▶ [Provided entries]
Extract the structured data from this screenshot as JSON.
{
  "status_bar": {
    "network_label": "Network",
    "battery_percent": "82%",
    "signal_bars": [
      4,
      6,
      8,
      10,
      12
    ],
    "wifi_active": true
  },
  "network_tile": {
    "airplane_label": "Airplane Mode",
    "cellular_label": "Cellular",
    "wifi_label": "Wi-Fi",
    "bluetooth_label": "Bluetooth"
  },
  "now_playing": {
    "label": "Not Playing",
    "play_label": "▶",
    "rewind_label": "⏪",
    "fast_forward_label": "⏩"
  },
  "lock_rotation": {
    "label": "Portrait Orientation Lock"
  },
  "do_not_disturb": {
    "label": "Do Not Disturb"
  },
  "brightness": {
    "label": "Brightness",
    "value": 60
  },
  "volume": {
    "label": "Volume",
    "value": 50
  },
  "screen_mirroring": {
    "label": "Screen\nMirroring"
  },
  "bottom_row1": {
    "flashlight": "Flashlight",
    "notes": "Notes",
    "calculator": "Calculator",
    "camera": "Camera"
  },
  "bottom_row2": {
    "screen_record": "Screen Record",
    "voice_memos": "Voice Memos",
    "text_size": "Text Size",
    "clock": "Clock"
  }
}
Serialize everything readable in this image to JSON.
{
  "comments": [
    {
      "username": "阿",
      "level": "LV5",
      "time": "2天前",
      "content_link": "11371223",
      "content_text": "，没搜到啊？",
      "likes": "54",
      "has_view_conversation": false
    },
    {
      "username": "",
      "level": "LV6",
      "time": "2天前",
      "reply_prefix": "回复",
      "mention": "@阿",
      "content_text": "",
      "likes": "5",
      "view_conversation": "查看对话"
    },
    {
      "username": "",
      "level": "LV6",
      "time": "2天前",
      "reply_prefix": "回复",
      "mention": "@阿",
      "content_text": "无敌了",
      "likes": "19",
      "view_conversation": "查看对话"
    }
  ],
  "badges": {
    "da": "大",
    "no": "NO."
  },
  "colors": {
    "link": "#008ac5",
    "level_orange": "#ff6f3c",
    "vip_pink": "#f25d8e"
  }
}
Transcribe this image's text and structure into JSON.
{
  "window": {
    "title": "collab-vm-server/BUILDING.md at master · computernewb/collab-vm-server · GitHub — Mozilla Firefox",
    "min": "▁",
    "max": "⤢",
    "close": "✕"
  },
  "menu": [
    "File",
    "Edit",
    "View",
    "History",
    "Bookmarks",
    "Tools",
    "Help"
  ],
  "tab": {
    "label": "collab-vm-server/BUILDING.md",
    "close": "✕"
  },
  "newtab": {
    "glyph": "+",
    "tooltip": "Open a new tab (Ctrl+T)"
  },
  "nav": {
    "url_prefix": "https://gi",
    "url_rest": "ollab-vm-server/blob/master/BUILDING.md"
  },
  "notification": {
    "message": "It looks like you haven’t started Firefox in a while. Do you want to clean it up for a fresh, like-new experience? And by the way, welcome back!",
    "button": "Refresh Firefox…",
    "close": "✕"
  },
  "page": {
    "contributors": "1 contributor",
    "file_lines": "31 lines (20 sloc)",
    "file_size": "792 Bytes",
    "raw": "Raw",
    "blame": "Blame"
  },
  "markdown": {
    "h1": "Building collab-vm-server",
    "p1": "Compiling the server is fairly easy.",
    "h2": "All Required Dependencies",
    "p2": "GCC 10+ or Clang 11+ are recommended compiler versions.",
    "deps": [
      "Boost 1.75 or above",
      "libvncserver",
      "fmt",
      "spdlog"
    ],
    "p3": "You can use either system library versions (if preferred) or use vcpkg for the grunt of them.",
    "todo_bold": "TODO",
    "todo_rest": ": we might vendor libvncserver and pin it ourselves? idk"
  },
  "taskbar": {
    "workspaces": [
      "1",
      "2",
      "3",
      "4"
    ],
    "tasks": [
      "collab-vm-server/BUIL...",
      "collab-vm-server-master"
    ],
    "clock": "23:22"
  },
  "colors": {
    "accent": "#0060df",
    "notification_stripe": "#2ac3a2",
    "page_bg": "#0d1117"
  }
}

▶ [Task to complete] Write out the entire listing exactly.

▶ [Reply to the exercise]
Extract the structured data from this screenshot as JSON.
{
  "status_bar": {
    "network_label": "Network",
    "battery_percent": "82%",
    "signal_bars": [
      4,
      6,
      8,
      10,
      12
    ],
    "wifi_active": true
  },
  "network_tile": {
    "airplane_label": "Airplane Mode",
    "cellular_label": "Cellular",
    "wifi_label": "Wi-Fi",
    "bluetooth_label": "Bluetooth"
  },
  "now_playing": {
    "label": "Not Playing",
    "play_label": "▶",
    "rewind_label": "⏪",
    "fast_forward_label": "⏩"
  },
  "lock_rotation": {
    "label": "Portrait Orientation Lock"
  },
  "do_not_disturb": {
    "label": "Do Not Disturb"
  },
  "brightness": {
    "label": "Brightness",
    "value": 60
  },
  "volume": {
    "label": "Volume",
    "value": 50
  },
  "screen_mirroring": {
    "label": "Screen\nMirroring"
  },
  "bottom_row1": {
    "flashlight": "Flashlight",
    "notes": "Notes",
    "calculator": "Calculator",
    "camera": "Camera"
  },
  "bottom_row2": {
    "screen_record": "Screen Record",
    "voice_memos": "Voice Memos",
    "text_size": "Text Size",
    "clock": "Clock"
  }
}
Serialize everything readable in this image to JSON.
{
  "comments": [
    {
      "username": "阿",
      "level": "LV5",
      "time": "2天前",
      "content_link": "11371223",
      "content_text": "，没搜到啊？",
      "likes": "54",
      "has_view_conversation": false
    },
    {
      "username": "",
      "level": "LV6",
      "time": "2天前",
      "reply_prefix": "回复",
      "mention": "@阿",
      "content_text": "",
      "likes": "5",
      "view_conversation": "查看对话"
    },
    {
      "username": "",
      "level": "LV6",
      "time": "2天前",
      "reply_prefix": "回复",
      "mention": "@阿",
      "content_text": "无敌了",
      "likes": "19",
      "view_conversation": "查看对话"
    }
  ],
  "badges": {
    "da": "大",
    "no": "NO."
  },
  "colors": {
    "link": "#008ac5",
    "level_orange": "#ff6f3c",
    "vip_pink": "#f25d8e"
  }
}
Transcribe this image's text and structure into JSON.
{
  "window": {
    "title": "collab-vm-server/BUILDING.md at master · computernewb/collab-vm-server · GitHub — Mozilla Firefox",
    "min": "▁",
    "max": "⤢",
    "close": "✕"
  },
  "menu": [
    "File",
    "Edit",
    "View",
    "History",
    "Bookmarks",
    "Tools",
    "Help"
  ],
  "tab": {
    "label": "collab-vm-server/BUILDING.md",
    "close": "✕"
  },
  "newtab": {
    "glyph": "+",
    "tooltip": "Open a new tab (Ctrl+T)"
  },
  "nav": {
    "url_prefix": "https://gi",
    "url_rest": "ollab-vm-server/blob/master/BUILDING.md"
  },
  "notification": {
    "message": "It looks like you haven’t started Firefox in a while. Do you want to clean it up for a fresh, like-new experience? And by the way, welcome back!",
    "button": "Refresh Firefox…",
    "close": "✕"
  },
  "page": {
    "contributors": "1 contributor",
    "file_lines": "31 lines (20 sloc)",
    "file_size": "792 Bytes",
    "raw": "Raw",
    "blame": "Blame"
  },
  "markdown": {
    "h1": "Building collab-vm-server",
    "p1": "Compiling the server is fairly easy.",
    "h2": "All Required Dependencies",
    "p2": "GCC 10+ or Clang 11+ are recommended compiler versions.",
    "deps": [
      "Boost 1.75 or above",
      "libvncserver",
      "fmt",
      "spdlog"
    ],
    "p3": "You can use either system library versions (if preferred) or use vcpkg for the grunt of them.",
    "todo_bold": "TODO",
    "todo_rest": ": we might vendor libvncserver and pin it ourselves? idk"
  },
  "taskbar": {
    "workspaces": [
      "1",
      "2",
      "3",
      "4"
    ],
    "tasks": [
      "collab-vm-server/BUIL...",
      "collab-vm-server-master"
    ],
    "clock": "23:22"
  },
  "colors": {
    "accent": "#0060df",
    "notification_stripe": "#2ac3a2",
    "page_bg": "#0d1117"
  }
}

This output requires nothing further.